Requirements —
Rewrite all the records below with every "Patent image size" changed to "Drawing dimensions" and nothing else altered, leaving out the pictures.

---------- Data listing

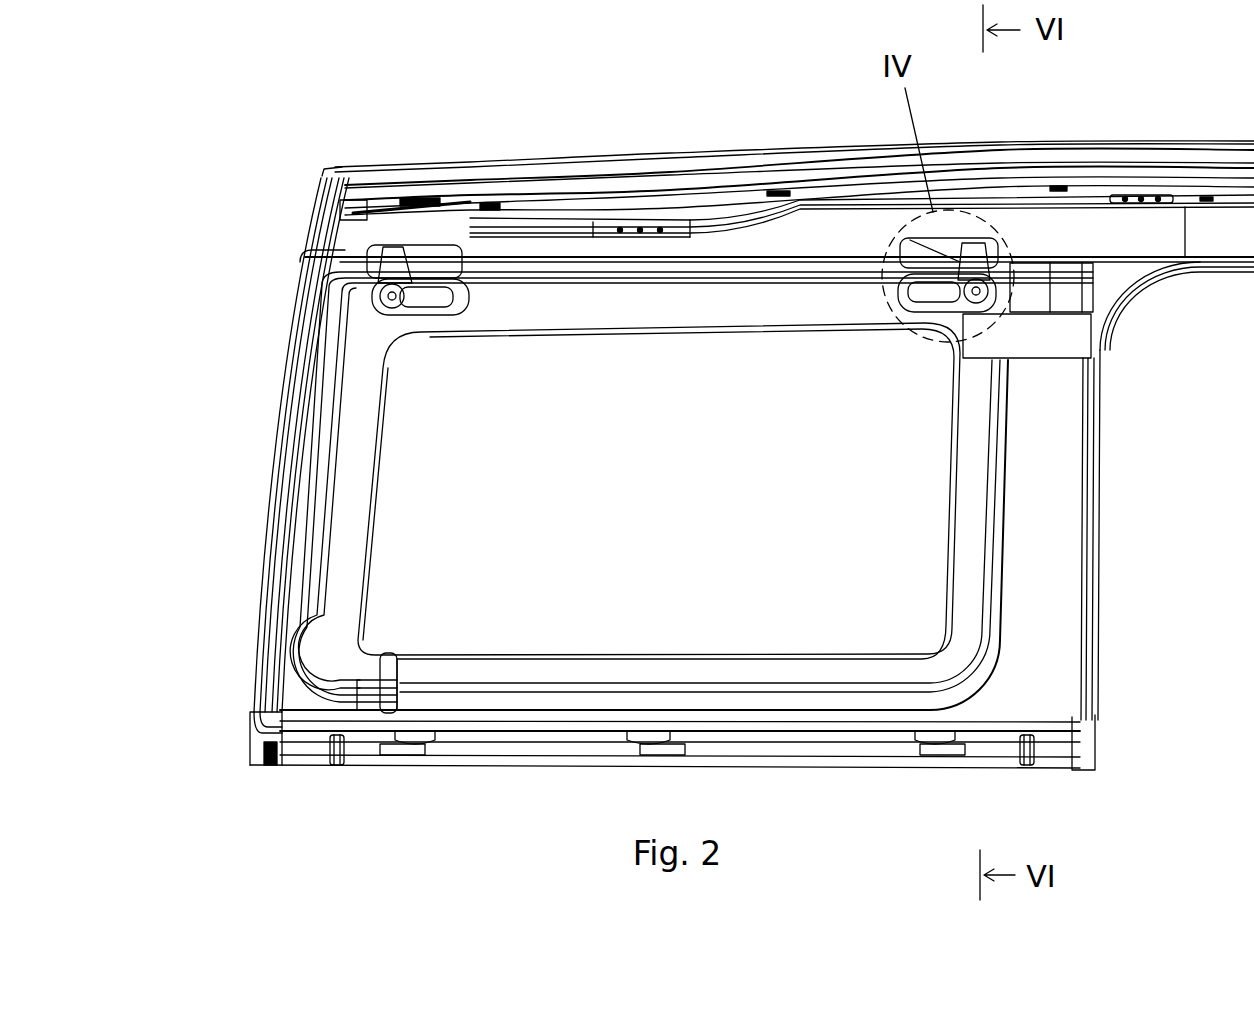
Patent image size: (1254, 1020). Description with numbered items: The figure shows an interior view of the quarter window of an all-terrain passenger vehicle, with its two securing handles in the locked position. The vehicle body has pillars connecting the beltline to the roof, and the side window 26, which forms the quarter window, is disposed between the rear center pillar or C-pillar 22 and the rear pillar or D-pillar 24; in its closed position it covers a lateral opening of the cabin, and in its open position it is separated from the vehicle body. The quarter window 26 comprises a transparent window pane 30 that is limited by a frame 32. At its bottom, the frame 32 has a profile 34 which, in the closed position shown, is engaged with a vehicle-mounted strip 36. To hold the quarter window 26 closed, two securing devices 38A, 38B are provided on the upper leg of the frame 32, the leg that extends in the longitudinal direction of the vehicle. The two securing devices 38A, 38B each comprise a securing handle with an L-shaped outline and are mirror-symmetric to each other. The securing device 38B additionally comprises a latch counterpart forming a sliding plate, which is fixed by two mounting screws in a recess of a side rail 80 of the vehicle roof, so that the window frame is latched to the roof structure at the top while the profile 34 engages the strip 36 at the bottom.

The pillar 22 is at (1095, 437).
The pillar 24 is at (292, 364).
The side window 26 is at (310, 461).
The window pane 30 is at (672, 498).
The frame 32 is at (330, 545).
The profile 34 is at (823, 720).
The vehicle-mounted strip 36 is at (487, 745).
The securing device 38A is at (390, 248).
The securing device 38B is at (993, 282).
The side rail 80 is at (745, 243).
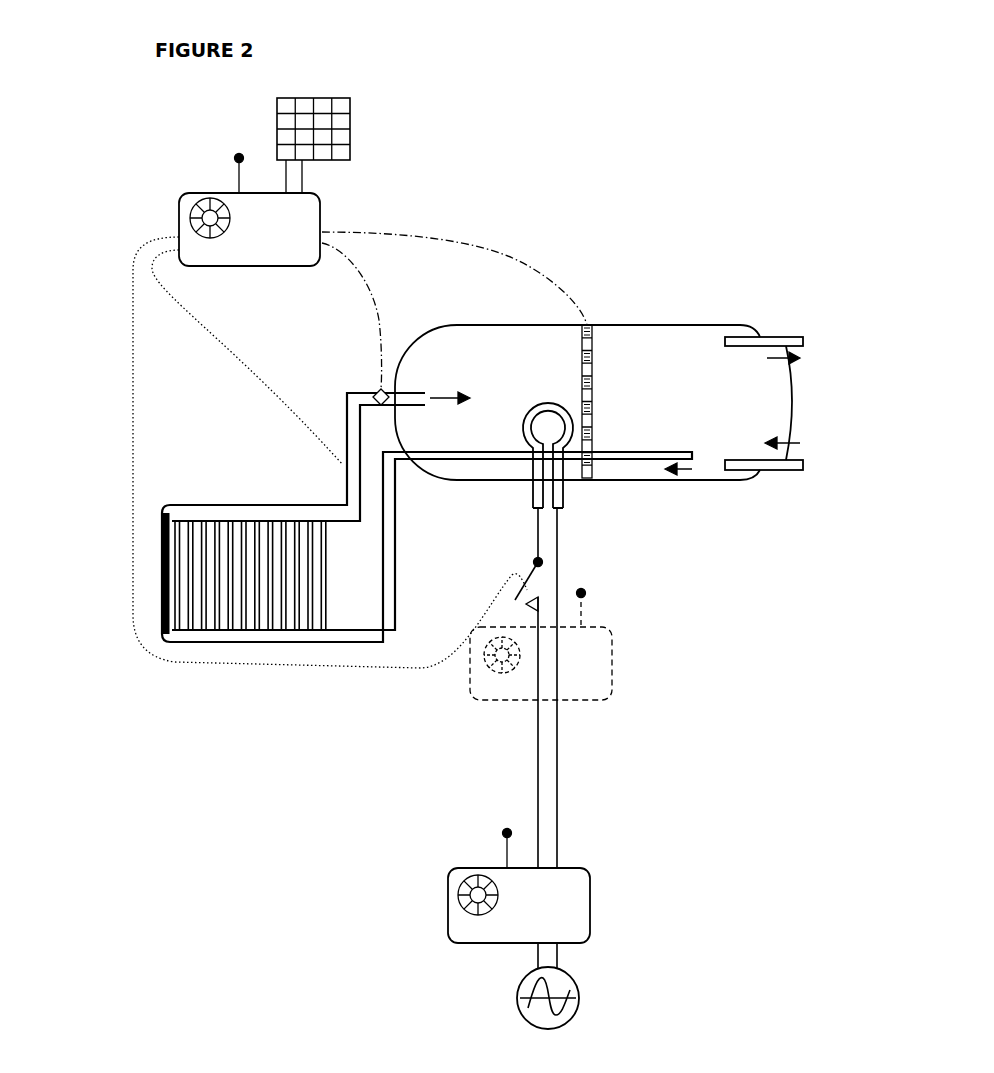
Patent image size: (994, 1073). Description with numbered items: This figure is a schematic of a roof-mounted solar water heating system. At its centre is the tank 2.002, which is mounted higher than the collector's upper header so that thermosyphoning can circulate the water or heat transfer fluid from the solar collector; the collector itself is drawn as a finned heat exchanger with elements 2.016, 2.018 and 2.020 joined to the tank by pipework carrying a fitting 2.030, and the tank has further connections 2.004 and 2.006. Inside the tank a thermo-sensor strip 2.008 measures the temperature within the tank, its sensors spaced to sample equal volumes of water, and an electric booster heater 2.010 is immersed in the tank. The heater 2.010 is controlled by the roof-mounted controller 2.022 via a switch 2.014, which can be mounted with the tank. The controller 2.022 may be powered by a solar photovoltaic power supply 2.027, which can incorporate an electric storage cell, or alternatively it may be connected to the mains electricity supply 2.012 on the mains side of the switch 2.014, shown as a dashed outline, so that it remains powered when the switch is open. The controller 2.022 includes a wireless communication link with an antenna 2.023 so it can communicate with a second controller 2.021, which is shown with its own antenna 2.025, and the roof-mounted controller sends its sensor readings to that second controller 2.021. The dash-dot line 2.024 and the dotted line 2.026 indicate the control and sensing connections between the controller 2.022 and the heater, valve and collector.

The tank 2.002 is at (490, 325).
The inlet pipe 2.004 is at (790, 335).
The outlet pipe 2.006 is at (790, 472).
The thermo-sensor strip 2.008 is at (580, 375).
The electric booster heater 2.010 is at (523, 415).
The mains electricity supply 2.012 is at (517, 1007).
The switch 2.014 is at (532, 570).
The heat exchanger tubes 2.016 is at (178, 602).
The heat exchanger outlet 2.018 is at (268, 635).
The heat exchanger inlet 2.020 is at (222, 576).
The second controller 2.021 is at (519, 905).
The controller 2.022 is at (249, 229).
The antenna 2.023 is at (233, 178).
The control line 2.024 is at (425, 237).
The antenna 2.025 is at (500, 853).
The sensor line 2.026 is at (133, 390).
The solar photovoltaic power supply 2.027 is at (350, 135).
The valve 2.030 is at (378, 393).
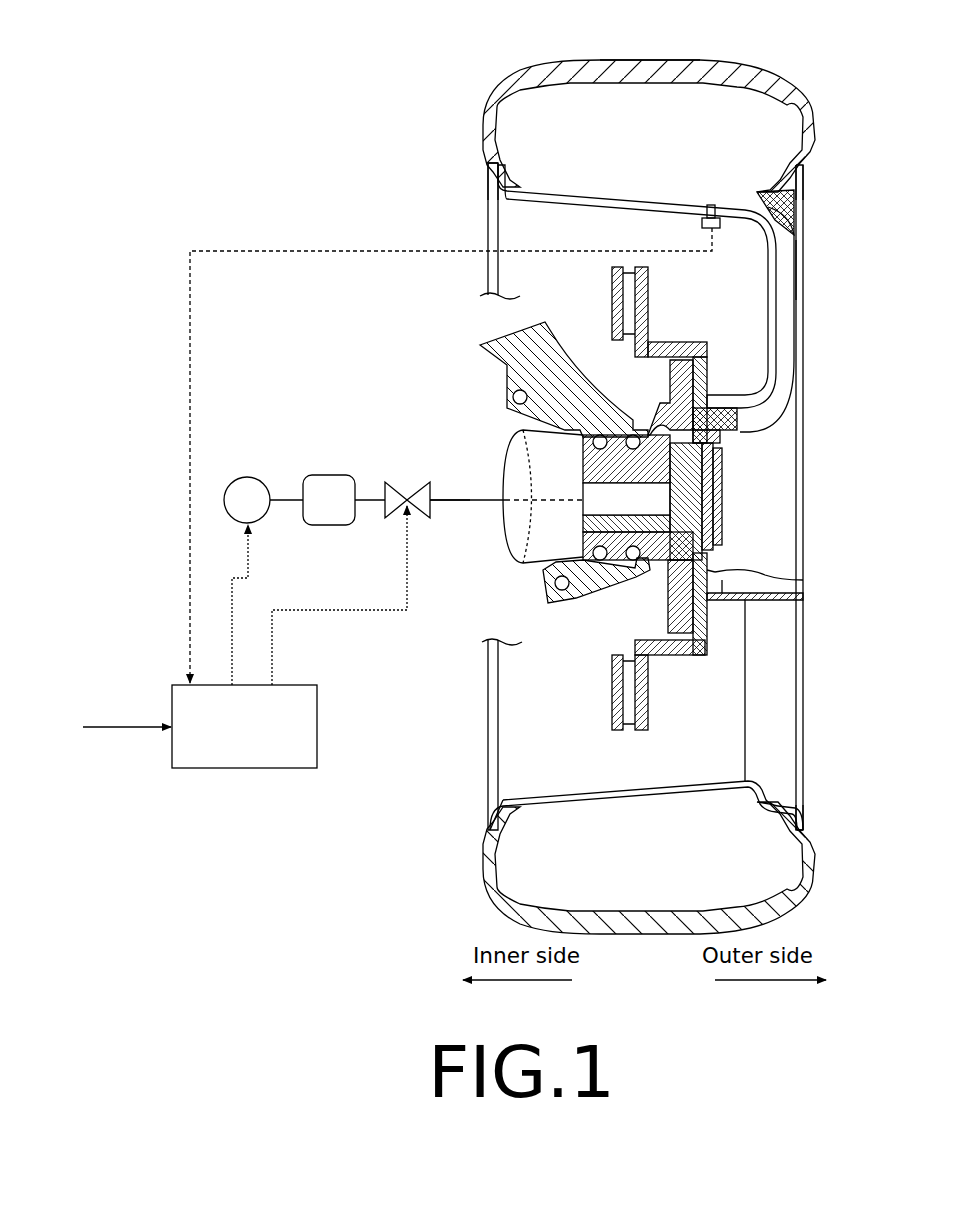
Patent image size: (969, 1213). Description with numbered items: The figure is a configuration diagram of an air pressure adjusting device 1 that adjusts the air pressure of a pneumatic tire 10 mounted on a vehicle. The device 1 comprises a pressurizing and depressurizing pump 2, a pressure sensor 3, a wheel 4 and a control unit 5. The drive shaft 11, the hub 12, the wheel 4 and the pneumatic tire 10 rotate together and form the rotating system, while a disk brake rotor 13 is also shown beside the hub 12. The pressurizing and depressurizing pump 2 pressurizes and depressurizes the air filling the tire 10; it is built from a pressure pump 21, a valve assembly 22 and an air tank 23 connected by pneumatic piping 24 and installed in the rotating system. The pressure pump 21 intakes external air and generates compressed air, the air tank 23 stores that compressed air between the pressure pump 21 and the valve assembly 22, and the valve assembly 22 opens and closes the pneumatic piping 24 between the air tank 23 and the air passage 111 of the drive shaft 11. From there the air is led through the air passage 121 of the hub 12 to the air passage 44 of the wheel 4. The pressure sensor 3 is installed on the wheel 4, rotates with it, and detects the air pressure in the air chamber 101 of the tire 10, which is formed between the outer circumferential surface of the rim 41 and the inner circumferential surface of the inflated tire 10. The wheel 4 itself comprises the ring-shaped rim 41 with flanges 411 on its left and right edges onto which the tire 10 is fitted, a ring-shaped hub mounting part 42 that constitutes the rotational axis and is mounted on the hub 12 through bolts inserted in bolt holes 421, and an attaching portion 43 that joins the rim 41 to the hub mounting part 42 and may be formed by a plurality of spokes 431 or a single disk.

The air pressure adjusting device 1 is at (385, 184).
The pressurizing and depressurizing pump 2 is at (226, 445).
The pressure sensor 3 is at (707, 202).
The wheel 4 is at (822, 226).
The control unit 5 is at (172, 685).
The pneumatic tire 10 is at (776, 72).
The air chamber 101 is at (708, 98).
The vehicle drive shaft 11 is at (640, 500).
The air passage 111 is at (707, 530).
The hub 12 is at (668, 392).
The air passage 121 is at (717, 463).
The disk brake rotor 13 is at (601, 305).
The pressure pump 21 is at (250, 477).
The valve assembly 22 is at (407, 482).
The air tank 23 is at (330, 475).
The pneumatic piping 24 is at (287, 498).
The rim 41 is at (634, 200).
The flanges 411 is at (485, 173).
The hub mounting part 42 is at (715, 395).
The bolt holes 421 is at (728, 602).
The attaching portion 43 is at (801, 308).
The spokes 431 is at (798, 277).
The air passage 44 is at (782, 363).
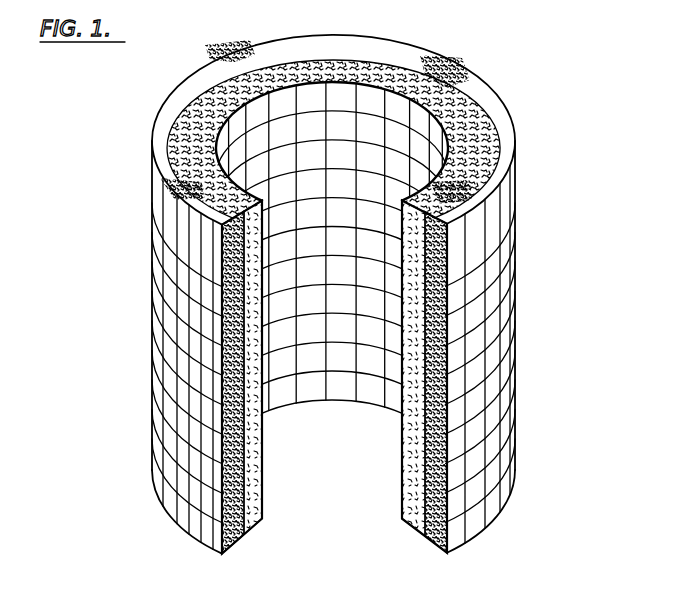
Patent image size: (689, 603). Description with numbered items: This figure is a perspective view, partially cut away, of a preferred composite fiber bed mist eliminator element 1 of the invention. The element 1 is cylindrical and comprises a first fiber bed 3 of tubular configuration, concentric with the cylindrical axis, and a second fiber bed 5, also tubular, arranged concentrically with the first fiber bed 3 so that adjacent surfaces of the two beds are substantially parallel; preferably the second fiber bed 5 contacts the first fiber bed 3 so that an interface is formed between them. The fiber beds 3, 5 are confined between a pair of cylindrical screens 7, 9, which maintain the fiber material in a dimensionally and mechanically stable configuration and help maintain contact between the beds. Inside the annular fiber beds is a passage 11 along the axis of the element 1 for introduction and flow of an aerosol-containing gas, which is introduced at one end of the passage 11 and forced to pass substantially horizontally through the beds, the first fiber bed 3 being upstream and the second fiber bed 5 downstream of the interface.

The composite fiber bed mist eliminator element 1 is at (543, 208).
The first fiber bed 3 is at (402, 517).
The second fiber bed 5 is at (438, 536).
The cylindrical screen 7 is at (330, 362).
The cylindrical screen 9 is at (493, 403).
The passage 11 is at (317, 176).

--------------------

In response —
Drawing dimensions: (1254, 1020). Description with numbered items: The figure shows an interior view of the quarter window of an all-terrain passenger vehicle, with its two securing handles in the locked position. The vehicle body has pillars connecting the beltline to the roof, and the side window 26, which forms the quarter window, is disposed between the rear center pillar or C-pillar 22 and the rear pillar or D-pillar 24; in its closed position it covers a lateral opening of the cabin, and in its open position it is separated from the vehicle body. The quarter window 26 comprises a transparent window pane 30 that is limited by a frame 32. At its bottom, the frame 32 has a profile 34 which, in the closed position shown, is engaged with a vehicle-mounted strip 36. To hold the quarter window 26 closed, two securing devices 38A, 38B are provided on the upper leg of the frame 32, the leg that extends in the longitudinal direction of the vehicle. The two securing devices 38A, 38B each comprise a securing handle with an L-shaped outline and are mirror-symmetric to each other. The securing device 38B additionally comprises a latch counterpart forming a sliding plate, which is fixed by two mounting screws in a recess of a side rail 80 of the vehicle roof, so that the window frame is latched to the roof structure at the top while the profile 34 engages the strip 36 at the bottom.

The pillar 22 is at (1095, 437).
The pillar 24 is at (292, 364).
The side window 26 is at (310, 461).
The window pane 30 is at (672, 498).
The frame 32 is at (330, 545).
The profile 34 is at (823, 720).
The vehicle-mounted strip 36 is at (487, 745).
The securing device 38A is at (390, 248).
The securing device 38B is at (993, 282).
The side rail 80 is at (745, 243).
Drawing dimensions: (994, 1073). Description with numbered items: This figure is a schematic of a roof-mounted solar water heating system. At its centre is the tank 2.002, which is mounted higher than the collector's upper header so that thermosyphoning can circulate the water or heat transfer fluid from the solar collector; the collector itself is drawn as a finned heat exchanger with elements 2.016, 2.018 and 2.020 joined to the tank by pipework carrying a fitting 2.030, and the tank has further connections 2.004 and 2.006. Inside the tank a thermo-sensor strip 2.008 measures the temperature within the tank, its sensors spaced to sample equal volumes of water, and an electric booster heater 2.010 is immersed in the tank. The heater 2.010 is controlled by the roof-mounted controller 2.022 via a switch 2.014, which can be mounted with the tank. The controller 2.022 may be powered by a solar photovoltaic power supply 2.027, which can incorporate an electric storage cell, or alternatively it may be connected to the mains electricity supply 2.012 on the mains side of the switch 2.014, shown as a dashed outline, so that it remains powered when the switch is open. The controller 2.022 includes a wireless communication link with an antenna 2.023 so it can communicate with a second controller 2.021, which is shown with its own antenna 2.025, and the roof-mounted controller sends its sensor readings to that second controller 2.021. The dash-dot line 2.024 and the dotted line 2.026 indicate the control and sensing connections between the controller 2.022 and the heater, valve and collector.

The tank 2.002 is at (490, 325).
The inlet pipe 2.004 is at (790, 335).
The outlet pipe 2.006 is at (790, 472).
The thermo-sensor strip 2.008 is at (580, 375).
The electric booster heater 2.010 is at (523, 415).
The mains electricity supply 2.012 is at (517, 1007).
The switch 2.014 is at (532, 570).
The heat exchanger tubes 2.016 is at (178, 602).
The heat exchanger outlet 2.018 is at (268, 635).
The heat exchanger inlet 2.020 is at (222, 576).
The second controller 2.021 is at (519, 905).
The controller 2.022 is at (249, 229).
The antenna 2.023 is at (233, 178).
The control line 2.024 is at (425, 237).
The antenna 2.025 is at (500, 853).
The sensor line 2.026 is at (133, 390).
The solar photovoltaic power supply 2.027 is at (350, 135).
The valve 2.030 is at (378, 393).
Drawing dimensions: (969, 1213). Description with numbered items: The figure is a configuration diagram of an air pressure adjusting device 1 that adjusts the air pressure of a pneumatic tire 10 mounted on a vehicle. The device 1 comprises a pressurizing and depressurizing pump 2, a pressure sensor 3, a wheel 4 and a control unit 5. The drive shaft 11, the hub 12, the wheel 4 and the pneumatic tire 10 rotate together and form the rotating system, while a disk brake rotor 13 is also shown beside the hub 12. The pressurizing and depressurizing pump 2 pressurizes and depressurizes the air filling the tire 10; it is built from a pressure pump 21, a valve assembly 22 and an air tank 23 connected by pneumatic piping 24 and installed in the rotating system. The pressure pump 21 intakes external air and generates compressed air, the air tank 23 stores that compressed air between the pressure pump 21 and the valve assembly 22, and the valve assembly 22 opens and closes the pneumatic piping 24 between the air tank 23 and the air passage 111 of the drive shaft 11. From there the air is led through the air passage 121 of the hub 12 to the air passage 44 of the wheel 4. The pressure sensor 3 is installed on the wheel 4, rotates with it, and detects the air pressure in the air chamber 101 of the tire 10, which is formed between the outer circumferential surface of the rim 41 and the inner circumferential surface of the inflated tire 10. The wheel 4 itself comprises the ring-shaped rim 41 with flanges 411 on its left and right edges onto which the tire 10 is fitted, a ring-shaped hub mounting part 42 that constitutes the rotational axis and is mounted on the hub 12 through bolts inserted in bolt holes 421, and an attaching portion 43 that joins the rim 41 to the hub mounting part 42 and may be formed by a plurality of spokes 431 or a single disk.

The air pressure adjusting device 1 is at (385, 184).
The pressurizing and depressurizing pump 2 is at (226, 445).
The pressure sensor 3 is at (707, 202).
The wheel 4 is at (822, 226).
The control unit 5 is at (172, 685).
The pneumatic tire 10 is at (776, 72).
The air chamber 101 is at (708, 98).
The vehicle drive shaft 11 is at (640, 500).
The air passage 111 is at (707, 530).
The hub 12 is at (668, 392).
The air passage 121 is at (717, 463).
The disk brake rotor 13 is at (601, 305).
The pressure pump 21 is at (250, 477).
The valve assembly 22 is at (407, 482).
The air tank 23 is at (330, 475).
The pneumatic piping 24 is at (287, 498).
The rim 41 is at (634, 200).
The flanges 411 is at (485, 173).
The hub mounting part 42 is at (715, 395).
The bolt holes 421 is at (728, 602).
The attaching portion 43 is at (801, 308).
The spokes 431 is at (798, 277).
The air passage 44 is at (782, 363).
Drawing dimensions: (689, 603). Description with numbered items: This figure is a perspective view, partially cut away, of a preferred composite fiber bed mist eliminator element 1 of the invention. The element 1 is cylindrical and comprises a first fiber bed 3 of tubular configuration, concentric with the cylindrical axis, and a second fiber bed 5, also tubular, arranged concentrically with the first fiber bed 3 so that adjacent surfaces of the two beds are substantially parallel; preferably the second fiber bed 5 contacts the first fiber bed 3 so that an interface is formed between them. The fiber beds 3, 5 are confined between a pair of cylindrical screens 7, 9, which maintain the fiber material in a dimensionally and mechanically stable configuration and help maintain contact between the beds. Inside the annular fiber beds is a passage 11 along the axis of the element 1 for introduction and flow of an aerosol-containing gas, which is introduced at one end of the passage 11 and forced to pass substantially horizontally through the beds, the first fiber bed 3 being upstream and the second fiber bed 5 downstream of the interface.

The composite fiber bed mist eliminator element 1 is at (543, 208).
The first fiber bed 3 is at (402, 517).
The second fiber bed 5 is at (438, 536).
The cylindrical screen 7 is at (330, 362).
The cylindrical screen 9 is at (493, 403).
The passage 11 is at (317, 176).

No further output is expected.